AVAILABLE DATA:
┄┄┄┄┄┄┄┄┄┄

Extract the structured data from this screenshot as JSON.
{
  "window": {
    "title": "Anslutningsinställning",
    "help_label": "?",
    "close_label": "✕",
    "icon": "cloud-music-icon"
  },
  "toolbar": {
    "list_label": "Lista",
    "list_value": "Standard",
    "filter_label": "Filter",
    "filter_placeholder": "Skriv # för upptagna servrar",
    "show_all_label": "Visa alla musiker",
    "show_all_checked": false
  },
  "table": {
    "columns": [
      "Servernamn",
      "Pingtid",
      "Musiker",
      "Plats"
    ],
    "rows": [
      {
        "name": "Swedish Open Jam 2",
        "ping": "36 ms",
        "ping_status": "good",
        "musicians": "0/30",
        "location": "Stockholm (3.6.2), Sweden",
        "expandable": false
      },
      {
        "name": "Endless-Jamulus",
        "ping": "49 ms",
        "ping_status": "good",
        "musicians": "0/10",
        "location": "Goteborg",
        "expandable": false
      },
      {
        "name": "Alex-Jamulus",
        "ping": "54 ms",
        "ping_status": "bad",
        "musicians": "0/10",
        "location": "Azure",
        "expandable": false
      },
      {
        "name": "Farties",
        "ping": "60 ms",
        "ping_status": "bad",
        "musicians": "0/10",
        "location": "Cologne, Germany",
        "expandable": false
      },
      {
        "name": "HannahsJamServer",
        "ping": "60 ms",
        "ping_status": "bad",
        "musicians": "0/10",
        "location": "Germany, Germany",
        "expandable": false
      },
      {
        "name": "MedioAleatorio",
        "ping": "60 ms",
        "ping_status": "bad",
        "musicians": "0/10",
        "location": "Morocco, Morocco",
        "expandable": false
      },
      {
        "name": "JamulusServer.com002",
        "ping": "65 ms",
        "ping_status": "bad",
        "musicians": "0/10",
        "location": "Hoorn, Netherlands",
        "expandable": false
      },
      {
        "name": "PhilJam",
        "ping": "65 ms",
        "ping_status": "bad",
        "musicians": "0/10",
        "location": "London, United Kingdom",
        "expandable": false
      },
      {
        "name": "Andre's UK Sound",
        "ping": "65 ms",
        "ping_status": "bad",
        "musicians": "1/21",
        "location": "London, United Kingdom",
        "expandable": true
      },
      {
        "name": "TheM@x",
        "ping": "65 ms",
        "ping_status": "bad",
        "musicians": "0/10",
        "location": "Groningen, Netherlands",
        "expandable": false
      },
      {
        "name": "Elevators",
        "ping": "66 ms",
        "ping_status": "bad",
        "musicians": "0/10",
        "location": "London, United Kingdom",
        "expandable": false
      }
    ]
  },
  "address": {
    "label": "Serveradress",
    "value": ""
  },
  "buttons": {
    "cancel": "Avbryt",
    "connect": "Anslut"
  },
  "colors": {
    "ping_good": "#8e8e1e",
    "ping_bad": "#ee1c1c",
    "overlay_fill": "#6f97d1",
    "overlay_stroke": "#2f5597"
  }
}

┄┄┄┄┄┄┄┄┄┄

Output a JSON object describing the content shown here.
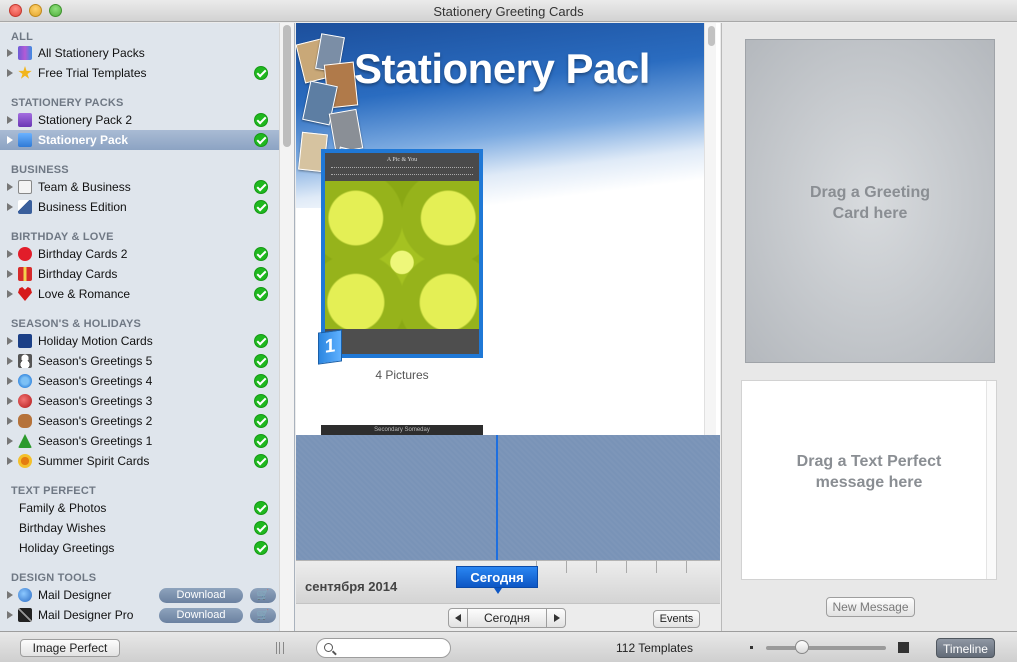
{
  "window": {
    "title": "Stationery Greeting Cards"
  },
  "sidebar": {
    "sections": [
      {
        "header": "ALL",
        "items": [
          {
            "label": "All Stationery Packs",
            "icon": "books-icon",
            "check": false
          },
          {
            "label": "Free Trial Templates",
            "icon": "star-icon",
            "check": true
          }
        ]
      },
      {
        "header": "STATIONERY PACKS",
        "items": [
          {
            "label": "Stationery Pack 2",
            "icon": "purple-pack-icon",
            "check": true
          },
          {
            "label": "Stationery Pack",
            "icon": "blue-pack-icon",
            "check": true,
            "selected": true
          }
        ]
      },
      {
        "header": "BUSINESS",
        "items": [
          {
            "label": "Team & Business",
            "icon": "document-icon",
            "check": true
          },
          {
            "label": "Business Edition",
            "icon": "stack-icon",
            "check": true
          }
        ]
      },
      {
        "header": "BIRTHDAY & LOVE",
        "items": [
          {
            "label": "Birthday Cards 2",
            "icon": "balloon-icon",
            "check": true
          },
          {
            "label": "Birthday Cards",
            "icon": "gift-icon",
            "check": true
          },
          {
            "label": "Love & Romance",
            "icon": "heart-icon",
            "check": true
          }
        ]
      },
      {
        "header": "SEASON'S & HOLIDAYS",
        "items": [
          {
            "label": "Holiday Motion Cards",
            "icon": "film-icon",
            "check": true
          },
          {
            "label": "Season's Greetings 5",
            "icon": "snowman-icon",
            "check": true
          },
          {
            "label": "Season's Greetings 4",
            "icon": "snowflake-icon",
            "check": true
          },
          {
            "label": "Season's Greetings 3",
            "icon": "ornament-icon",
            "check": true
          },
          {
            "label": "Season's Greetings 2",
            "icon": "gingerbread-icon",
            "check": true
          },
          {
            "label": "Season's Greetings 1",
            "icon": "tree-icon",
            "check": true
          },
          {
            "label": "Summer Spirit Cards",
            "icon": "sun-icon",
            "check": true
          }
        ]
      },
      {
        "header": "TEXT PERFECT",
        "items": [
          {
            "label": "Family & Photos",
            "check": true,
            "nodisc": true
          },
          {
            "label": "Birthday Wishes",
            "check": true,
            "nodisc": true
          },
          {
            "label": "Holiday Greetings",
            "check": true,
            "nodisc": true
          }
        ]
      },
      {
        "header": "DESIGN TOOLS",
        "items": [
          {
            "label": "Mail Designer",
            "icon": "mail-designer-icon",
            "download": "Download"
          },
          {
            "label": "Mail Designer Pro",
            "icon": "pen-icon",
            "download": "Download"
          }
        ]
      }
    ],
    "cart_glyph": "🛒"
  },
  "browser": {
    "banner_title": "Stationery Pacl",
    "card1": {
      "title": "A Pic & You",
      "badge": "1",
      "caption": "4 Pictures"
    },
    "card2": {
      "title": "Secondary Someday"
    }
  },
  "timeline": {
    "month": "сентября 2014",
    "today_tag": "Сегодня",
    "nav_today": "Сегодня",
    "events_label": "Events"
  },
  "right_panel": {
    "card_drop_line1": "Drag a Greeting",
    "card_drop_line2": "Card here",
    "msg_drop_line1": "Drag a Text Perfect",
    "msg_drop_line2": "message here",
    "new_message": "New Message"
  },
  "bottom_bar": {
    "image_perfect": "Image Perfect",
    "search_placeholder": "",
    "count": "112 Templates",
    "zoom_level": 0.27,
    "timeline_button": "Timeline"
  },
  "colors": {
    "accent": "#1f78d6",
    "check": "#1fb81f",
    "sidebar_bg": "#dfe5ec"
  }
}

┄┄┄┄┄┄┄┄┄┄

TASK: Report how many lines in the records hold the word "here", giving the number and nothing else.

EXERCISE ANSWER: 3